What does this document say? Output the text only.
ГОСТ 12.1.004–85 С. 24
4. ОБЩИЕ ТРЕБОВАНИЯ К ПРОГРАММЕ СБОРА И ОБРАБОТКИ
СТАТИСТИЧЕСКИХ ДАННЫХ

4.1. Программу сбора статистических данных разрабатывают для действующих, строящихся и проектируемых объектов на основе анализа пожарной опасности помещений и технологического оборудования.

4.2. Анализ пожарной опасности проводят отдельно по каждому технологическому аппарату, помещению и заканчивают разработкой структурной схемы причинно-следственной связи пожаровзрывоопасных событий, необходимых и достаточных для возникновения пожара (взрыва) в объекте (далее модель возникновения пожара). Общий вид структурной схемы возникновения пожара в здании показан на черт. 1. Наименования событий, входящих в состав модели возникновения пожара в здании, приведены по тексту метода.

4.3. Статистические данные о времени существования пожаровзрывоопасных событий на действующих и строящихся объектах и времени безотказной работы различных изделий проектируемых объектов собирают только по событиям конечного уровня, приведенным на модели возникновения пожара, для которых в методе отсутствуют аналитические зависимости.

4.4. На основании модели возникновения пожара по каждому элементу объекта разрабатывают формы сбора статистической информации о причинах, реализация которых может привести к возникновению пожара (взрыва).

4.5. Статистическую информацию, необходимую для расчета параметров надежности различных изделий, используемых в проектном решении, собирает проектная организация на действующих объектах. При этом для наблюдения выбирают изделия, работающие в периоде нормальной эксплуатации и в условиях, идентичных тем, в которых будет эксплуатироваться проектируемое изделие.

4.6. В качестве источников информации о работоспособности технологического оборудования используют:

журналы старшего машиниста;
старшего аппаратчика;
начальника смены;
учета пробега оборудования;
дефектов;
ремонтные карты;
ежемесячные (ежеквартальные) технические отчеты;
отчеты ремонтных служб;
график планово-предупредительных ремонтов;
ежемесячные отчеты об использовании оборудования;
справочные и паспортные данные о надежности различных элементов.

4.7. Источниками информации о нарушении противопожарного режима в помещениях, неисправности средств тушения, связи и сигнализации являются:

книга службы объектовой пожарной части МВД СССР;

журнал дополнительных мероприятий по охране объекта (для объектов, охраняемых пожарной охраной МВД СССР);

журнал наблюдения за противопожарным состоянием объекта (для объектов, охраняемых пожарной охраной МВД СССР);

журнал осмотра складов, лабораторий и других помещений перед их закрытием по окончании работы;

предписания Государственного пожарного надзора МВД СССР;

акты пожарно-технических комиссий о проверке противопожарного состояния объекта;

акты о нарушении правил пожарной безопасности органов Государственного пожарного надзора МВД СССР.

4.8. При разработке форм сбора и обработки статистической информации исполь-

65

====

> [DIRECTIONS]: Among the lines of the material above, how many include the string "охраняемых"? Report only that number.

> [TASK RESULT]: 2